▶ EXERCISE GOAL:
Lay out every line of the material below as a JSON list of strings, one string per line, skipping any blank lines.

[Element location lists]
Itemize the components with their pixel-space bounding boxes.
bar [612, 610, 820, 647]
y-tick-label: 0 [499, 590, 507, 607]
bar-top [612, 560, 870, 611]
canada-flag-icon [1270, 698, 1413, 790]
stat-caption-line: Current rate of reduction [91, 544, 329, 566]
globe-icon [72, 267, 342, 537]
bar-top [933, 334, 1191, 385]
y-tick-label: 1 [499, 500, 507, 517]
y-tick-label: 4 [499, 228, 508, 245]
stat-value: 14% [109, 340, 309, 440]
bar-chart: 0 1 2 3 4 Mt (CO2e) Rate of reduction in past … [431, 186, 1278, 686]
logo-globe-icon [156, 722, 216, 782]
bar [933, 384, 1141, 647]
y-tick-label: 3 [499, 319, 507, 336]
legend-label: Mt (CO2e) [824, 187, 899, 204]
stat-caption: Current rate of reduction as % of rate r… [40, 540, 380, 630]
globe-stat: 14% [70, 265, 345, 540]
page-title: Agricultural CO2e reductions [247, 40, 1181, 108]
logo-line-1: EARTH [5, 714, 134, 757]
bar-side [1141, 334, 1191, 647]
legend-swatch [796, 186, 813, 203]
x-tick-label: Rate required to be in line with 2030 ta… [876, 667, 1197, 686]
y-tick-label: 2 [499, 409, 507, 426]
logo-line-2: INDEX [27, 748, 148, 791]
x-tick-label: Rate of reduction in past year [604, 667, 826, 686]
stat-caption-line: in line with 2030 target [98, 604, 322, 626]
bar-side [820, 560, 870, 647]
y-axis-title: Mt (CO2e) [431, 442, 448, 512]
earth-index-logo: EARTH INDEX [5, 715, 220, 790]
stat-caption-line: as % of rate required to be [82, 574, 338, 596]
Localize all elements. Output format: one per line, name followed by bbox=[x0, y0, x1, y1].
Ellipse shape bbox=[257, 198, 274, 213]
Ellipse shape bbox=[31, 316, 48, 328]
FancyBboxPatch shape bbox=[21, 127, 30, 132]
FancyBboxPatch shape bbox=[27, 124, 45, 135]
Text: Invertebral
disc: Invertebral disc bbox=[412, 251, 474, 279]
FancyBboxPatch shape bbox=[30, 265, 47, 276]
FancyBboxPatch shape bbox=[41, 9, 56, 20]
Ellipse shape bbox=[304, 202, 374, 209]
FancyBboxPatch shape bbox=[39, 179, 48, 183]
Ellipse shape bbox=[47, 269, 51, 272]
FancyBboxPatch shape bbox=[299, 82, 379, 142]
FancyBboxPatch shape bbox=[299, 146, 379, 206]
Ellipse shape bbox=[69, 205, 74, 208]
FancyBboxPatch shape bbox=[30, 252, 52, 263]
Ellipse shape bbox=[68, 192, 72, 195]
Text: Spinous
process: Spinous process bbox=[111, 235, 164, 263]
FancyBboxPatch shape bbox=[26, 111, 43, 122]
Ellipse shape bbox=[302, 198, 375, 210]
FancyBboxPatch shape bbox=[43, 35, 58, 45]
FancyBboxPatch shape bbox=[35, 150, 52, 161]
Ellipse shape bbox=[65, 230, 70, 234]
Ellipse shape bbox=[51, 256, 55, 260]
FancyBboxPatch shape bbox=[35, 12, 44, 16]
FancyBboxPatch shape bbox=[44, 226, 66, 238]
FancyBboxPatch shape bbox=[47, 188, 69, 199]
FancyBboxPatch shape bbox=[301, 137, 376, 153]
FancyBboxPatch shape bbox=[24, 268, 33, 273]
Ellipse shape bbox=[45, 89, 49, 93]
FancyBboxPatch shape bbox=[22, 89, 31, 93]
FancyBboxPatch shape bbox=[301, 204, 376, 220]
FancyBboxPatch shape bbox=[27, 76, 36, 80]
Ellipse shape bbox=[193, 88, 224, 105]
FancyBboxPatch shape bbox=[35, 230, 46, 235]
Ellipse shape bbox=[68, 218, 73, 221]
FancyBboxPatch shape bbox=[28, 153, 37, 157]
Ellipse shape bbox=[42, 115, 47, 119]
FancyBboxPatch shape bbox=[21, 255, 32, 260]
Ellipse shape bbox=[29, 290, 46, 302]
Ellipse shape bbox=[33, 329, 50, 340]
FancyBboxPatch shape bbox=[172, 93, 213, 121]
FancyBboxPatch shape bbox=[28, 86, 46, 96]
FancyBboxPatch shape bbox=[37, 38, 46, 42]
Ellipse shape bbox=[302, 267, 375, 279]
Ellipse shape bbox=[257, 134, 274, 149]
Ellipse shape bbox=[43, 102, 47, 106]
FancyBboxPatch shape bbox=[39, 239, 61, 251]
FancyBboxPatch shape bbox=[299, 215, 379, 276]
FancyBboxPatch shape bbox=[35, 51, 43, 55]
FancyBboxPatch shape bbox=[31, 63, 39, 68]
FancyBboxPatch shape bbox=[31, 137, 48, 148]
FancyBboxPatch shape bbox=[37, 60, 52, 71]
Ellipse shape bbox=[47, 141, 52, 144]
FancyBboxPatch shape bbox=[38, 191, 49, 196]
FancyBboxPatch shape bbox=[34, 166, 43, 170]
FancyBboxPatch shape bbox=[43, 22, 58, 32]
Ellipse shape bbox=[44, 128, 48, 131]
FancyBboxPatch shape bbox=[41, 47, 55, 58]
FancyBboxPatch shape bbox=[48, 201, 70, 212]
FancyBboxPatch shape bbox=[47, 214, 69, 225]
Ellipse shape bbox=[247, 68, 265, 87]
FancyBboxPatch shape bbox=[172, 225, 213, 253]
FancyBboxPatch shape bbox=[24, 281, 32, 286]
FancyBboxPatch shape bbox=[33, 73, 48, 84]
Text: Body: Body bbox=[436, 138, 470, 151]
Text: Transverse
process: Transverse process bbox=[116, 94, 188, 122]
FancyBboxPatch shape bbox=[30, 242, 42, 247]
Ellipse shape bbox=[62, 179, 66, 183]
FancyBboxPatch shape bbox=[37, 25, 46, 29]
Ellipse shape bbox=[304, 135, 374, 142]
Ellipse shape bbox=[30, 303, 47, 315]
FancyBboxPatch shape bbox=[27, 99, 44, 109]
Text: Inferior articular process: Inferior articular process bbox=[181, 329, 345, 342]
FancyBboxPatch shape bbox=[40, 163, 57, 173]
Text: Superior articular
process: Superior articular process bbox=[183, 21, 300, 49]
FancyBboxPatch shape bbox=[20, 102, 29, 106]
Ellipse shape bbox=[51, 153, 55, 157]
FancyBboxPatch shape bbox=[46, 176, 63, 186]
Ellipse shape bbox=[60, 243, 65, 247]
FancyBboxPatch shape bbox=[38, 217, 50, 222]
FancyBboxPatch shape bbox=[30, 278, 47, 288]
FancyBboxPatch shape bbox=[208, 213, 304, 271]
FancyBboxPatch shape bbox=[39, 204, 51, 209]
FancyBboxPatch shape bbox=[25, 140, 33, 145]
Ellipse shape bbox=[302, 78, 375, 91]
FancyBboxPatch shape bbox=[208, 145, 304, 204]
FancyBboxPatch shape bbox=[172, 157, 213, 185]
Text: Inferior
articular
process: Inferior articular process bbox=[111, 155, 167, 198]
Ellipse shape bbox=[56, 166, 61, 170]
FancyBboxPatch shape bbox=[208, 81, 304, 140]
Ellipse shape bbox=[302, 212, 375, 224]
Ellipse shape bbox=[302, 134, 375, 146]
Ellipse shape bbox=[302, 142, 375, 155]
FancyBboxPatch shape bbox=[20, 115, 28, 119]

▶ ANSWER BELOW:
[
  "Itemize the components with their pixel-space bounding boxes.",
  "bar [612, 610, 820, 647]",
  "y-tick-label: 0 [499, 590, 507, 607]",
  "bar-top [612, 560, 870, 611]",
  "canada-flag-icon [1270, 698, 1413, 790]",
  "stat-caption-line: Current rate of reduction [91, 544, 329, 566]",
  "globe-icon [72, 267, 342, 537]",
  "bar-top [933, 334, 1191, 385]",
  "y-tick-label: 1 [499, 500, 507, 517]",
  "y-tick-label: 4 [499, 228, 508, 245]",
  "stat-value: 14% [109, 340, 309, 440]",
  "bar-chart: 0 1 2 3 4 Mt (CO2e) Rate of reduction in past … [431, 186, 1278, 686]",
  "logo-globe-icon [156, 722, 216, 782]",
  "bar [933, 384, 1141, 647]",
  "y-tick-label: 3 [499, 319, 507, 336]",
  "legend-label: Mt (CO2e) [824, 187, 899, 204]",
  "stat-caption: Current rate of reduction as % of rate r… [40, 540, 380, 630]",
  "globe-stat: 14% [70, 265, 345, 540]",
  "page-title: Agricultural CO2e reductions [247, 40, 1181, 108]",
  "logo-line-1: EARTH [5, 714, 134, 757]",
  "bar-side [1141, 334, 1191, 647]",
  "legend-swatch [796, 186, 813, 203]",
  "x-tick-label: Rate required to be in line with 2030 ta… [876, 667, 1197, 686]",
  "y-tick-label: 2 [499, 409, 507, 426]",
  "logo-line-2: INDEX [27, 748, 148, 791]",
  "x-tick-label: Rate of reduction in past year [604, 667, 826, 686]",
  "stat-caption-line: in line with 2030 target [98, 604, 322, 626]",
  "bar-side [820, 560, 870, 647]",
  "y-axis-title: Mt (CO2e) [431, 442, 448, 512]",
  "earth-index-logo: EARTH INDEX [5, 715, 220, 790]",
  "stat-caption-line: as % of rate required to be [82, 574, 338, 596]",
  "Localize all elements. Output format: one per line, name followed by bbox=[x0, y0, x1, y1].",
  "Ellipse shape bbox=[257, 198, 274, 213]",
  "Ellipse shape bbox=[31, 316, 48, 328]",
  "FancyBboxPatch shape bbox=[21, 127, 30, 132]",
  "FancyBboxPatch shape bbox=[27, 124, 45, 135]",
  "Text: Invertebral",
  "disc: Invertebral disc bbox=[412, 251, 474, 279]",
  "FancyBboxPatch shape bbox=[30, 265, 47, 276]",
  "FancyBboxPatch shape bbox=[41, 9, 56, 20]",
  "Ellipse shape bbox=[304, 202, 374, 209]",
  "FancyBboxPatch shape bbox=[39, 179, 48, 183]",
  "Ellipse shape bbox=[47, 269, 51, 272]",
  "FancyBboxPatch shape bbox=[299, 82, 379, 142]",
  "FancyBboxPatch shape bbox=[299, 146, 379, 206]",
  "Ellipse shape bbox=[69, 205, 74, 208]",
  "FancyBboxPatch shape bbox=[30, 252, 52, 263]",
  "Ellipse shape bbox=[68, 192, 72, 195]",
  "Text: Spinous",
  "process: Spinous process bbox=[111, 235, 164, 263]",
  "FancyBboxPatch shape bbox=[26, 111, 43, 122]",
  "Ellipse shape bbox=[302, 198, 375, 210]",
  "FancyBboxPatch shape bbox=[43, 35, 58, 45]",
  "FancyBboxPatch shape bbox=[35, 150, 52, 161]",
  "Ellipse shape bbox=[65, 230, 70, 234]",
  "Ellipse shape bbox=[51, 256, 55, 260]",
  "FancyBboxPatch shape bbox=[35, 12, 44, 16]",
  "FancyBboxPatch shape bbox=[44, 226, 66, 238]",
  "FancyBboxPatch shape bbox=[47, 188, 69, 199]",
  "FancyBboxPatch shape bbox=[301, 137, 376, 153]",
  "FancyBboxPatch shape bbox=[24, 268, 33, 273]",
  "Ellipse shape bbox=[45, 89, 49, 93]",
  "FancyBboxPatch shape bbox=[22, 89, 31, 93]",
  "FancyBboxPatch shape bbox=[301, 204, 376, 220]",
  "FancyBboxPatch shape bbox=[27, 76, 36, 80]",
  "Ellipse shape bbox=[193, 88, 224, 105]",
  "FancyBboxPatch shape bbox=[35, 230, 46, 235]",
  "Ellipse shape bbox=[68, 218, 73, 221]",
  "FancyBboxPatch shape bbox=[28, 153, 37, 157]",
  "Ellipse shape bbox=[42, 115, 47, 119]",
  "FancyBboxPatch shape bbox=[21, 255, 32, 260]",
  "Ellipse shape bbox=[29, 290, 46, 302]",
  "Ellipse shape bbox=[33, 329, 50, 340]",
  "FancyBboxPatch shape bbox=[172, 93, 213, 121]",
  "FancyBboxPatch shape bbox=[28, 86, 46, 96]",
  "FancyBboxPatch shape bbox=[37, 38, 46, 42]",
  "Ellipse shape bbox=[302, 267, 375, 279]",
  "Ellipse shape bbox=[257, 134, 274, 149]",
  "Ellipse shape bbox=[43, 102, 47, 106]",
  "FancyBboxPatch shape bbox=[39, 239, 61, 251]",
  "FancyBboxPatch shape bbox=[299, 215, 379, 276]",
  "FancyBboxPatch shape bbox=[35, 51, 43, 55]",
  "FancyBboxPatch shape bbox=[31, 63, 39, 68]",
  "FancyBboxPatch shape bbox=[31, 137, 48, 148]",
  "FancyBboxPatch shape bbox=[37, 60, 52, 71]",
  "Ellipse shape bbox=[47, 141, 52, 144]",
  "FancyBboxPatch shape bbox=[38, 191, 49, 196]",
  "FancyBboxPatch shape bbox=[34, 166, 43, 170]",
  "FancyBboxPatch shape bbox=[43, 22, 58, 32]",
  "Ellipse shape bbox=[44, 128, 48, 131]",
  "FancyBboxPatch shape bbox=[41, 47, 55, 58]",
  "FancyBboxPatch shape bbox=[48, 201, 70, 212]",
  "FancyBboxPatch shape bbox=[47, 214, 69, 225]",
  "Ellipse shape bbox=[247, 68, 265, 87]",
  "FancyBboxPatch shape bbox=[172, 225, 213, 253]",
  "FancyBboxPatch shape bbox=[24, 281, 32, 286]",
  "FancyBboxPatch shape bbox=[33, 73, 48, 84]",
  "Text: Body: Body bbox=[436, 138, 470, 151]",
  "Text: Transverse",
  "process: Transverse process bbox=[116, 94, 188, 122]",
  "FancyBboxPatch shape bbox=[30, 242, 42, 247]",
  "Ellipse shape bbox=[62, 179, 66, 183]",
  "FancyBboxPatch shape bbox=[37, 25, 46, 29]",
  "Ellipse shape bbox=[304, 135, 374, 142]",
  "Ellipse shape bbox=[30, 303, 47, 315]",
  "FancyBboxPatch shape bbox=[27, 99, 44, 109]",
  "Text: Inferior articular process: Inferior articular process bbox=[181, 329, 345, 342]",
  "FancyBboxPatch shape bbox=[40, 163, 57, 173]",
  "Text: Superior articular",
  "process: Superior articular process bbox=[183, 21, 300, 49]",
  "FancyBboxPatch shape bbox=[20, 102, 29, 106]",
  "Ellipse shape bbox=[51, 153, 55, 157]",
  "FancyBboxPatch shape bbox=[46, 176, 63, 186]",
  "Ellipse shape bbox=[60, 243, 65, 247]",
  "FancyBboxPatch shape bbox=[38, 217, 50, 222]",
  "FancyBboxPatch shape bbox=[30, 278, 47, 288]",
  "FancyBboxPatch shape bbox=[208, 213, 304, 271]",
  "FancyBboxPatch shape bbox=[39, 204, 51, 209]",
  "FancyBboxPatch shape bbox=[25, 140, 33, 145]",
  "Ellipse shape bbox=[302, 78, 375, 91]",
  "FancyBboxPatch shape bbox=[208, 145, 304, 204]",
  "FancyBboxPatch shape bbox=[172, 157, 213, 185]",
  "Text: Inferior",
  "articular",
  "process: Inferior articular process bbox=[111, 155, 167, 198]",
  "Ellipse shape bbox=[56, 166, 61, 170]",
  "FancyBboxPatch shape bbox=[208, 81, 304, 140]",
  "Ellipse shape bbox=[302, 212, 375, 224]",
  "Ellipse shape bbox=[302, 134, 375, 146]",
  "Ellipse shape bbox=[302, 142, 375, 155]",
  "FancyBboxPatch shape bbox=[20, 115, 28, 119]"
]